- Task brief:
Copy each line below that includes "kenshishido".

- Given records:
((
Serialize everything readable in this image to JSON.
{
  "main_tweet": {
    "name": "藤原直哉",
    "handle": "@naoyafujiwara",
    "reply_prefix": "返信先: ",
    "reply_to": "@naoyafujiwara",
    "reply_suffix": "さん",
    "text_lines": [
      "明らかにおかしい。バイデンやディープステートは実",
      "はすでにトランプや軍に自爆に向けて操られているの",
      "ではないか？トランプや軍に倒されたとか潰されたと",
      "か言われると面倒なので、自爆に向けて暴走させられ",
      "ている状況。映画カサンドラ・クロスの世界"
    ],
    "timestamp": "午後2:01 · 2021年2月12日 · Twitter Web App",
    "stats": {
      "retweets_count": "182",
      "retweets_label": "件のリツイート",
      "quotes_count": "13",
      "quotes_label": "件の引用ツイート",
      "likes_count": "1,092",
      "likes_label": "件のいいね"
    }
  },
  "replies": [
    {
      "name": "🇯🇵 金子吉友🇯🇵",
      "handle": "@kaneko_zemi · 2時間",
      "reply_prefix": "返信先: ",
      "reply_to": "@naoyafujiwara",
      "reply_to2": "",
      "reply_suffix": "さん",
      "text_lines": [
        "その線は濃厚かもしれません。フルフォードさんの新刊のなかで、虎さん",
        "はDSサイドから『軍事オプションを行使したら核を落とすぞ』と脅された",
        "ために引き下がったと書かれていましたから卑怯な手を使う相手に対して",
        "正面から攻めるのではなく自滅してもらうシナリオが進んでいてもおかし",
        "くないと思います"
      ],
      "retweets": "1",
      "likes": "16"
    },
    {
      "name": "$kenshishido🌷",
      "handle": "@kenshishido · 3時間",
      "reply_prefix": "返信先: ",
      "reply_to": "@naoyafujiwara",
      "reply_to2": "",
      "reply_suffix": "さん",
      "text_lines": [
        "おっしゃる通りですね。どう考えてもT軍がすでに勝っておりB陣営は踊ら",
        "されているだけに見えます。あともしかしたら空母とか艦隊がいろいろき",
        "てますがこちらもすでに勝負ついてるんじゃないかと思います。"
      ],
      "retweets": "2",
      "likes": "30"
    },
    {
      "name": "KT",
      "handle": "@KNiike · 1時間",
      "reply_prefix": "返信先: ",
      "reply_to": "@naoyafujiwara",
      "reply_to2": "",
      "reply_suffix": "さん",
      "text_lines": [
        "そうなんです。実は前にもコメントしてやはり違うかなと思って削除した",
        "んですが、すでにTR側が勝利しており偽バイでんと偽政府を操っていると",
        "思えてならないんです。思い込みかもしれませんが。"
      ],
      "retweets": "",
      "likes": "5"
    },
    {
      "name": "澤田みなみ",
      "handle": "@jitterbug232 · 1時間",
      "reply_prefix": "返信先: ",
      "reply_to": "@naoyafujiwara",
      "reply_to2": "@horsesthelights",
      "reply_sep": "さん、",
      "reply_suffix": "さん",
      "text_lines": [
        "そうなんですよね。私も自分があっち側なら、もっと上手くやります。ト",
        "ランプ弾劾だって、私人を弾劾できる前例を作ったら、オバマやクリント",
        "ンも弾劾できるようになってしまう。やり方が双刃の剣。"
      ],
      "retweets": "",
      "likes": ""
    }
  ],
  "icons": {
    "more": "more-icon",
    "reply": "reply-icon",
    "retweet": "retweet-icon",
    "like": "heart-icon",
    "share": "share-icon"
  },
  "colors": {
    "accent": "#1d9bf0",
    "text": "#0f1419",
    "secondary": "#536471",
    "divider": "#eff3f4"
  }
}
))
- Finished exercise:
      "name": "$kenshishido🌷",
      "handle": "@kenshishido · 3時間",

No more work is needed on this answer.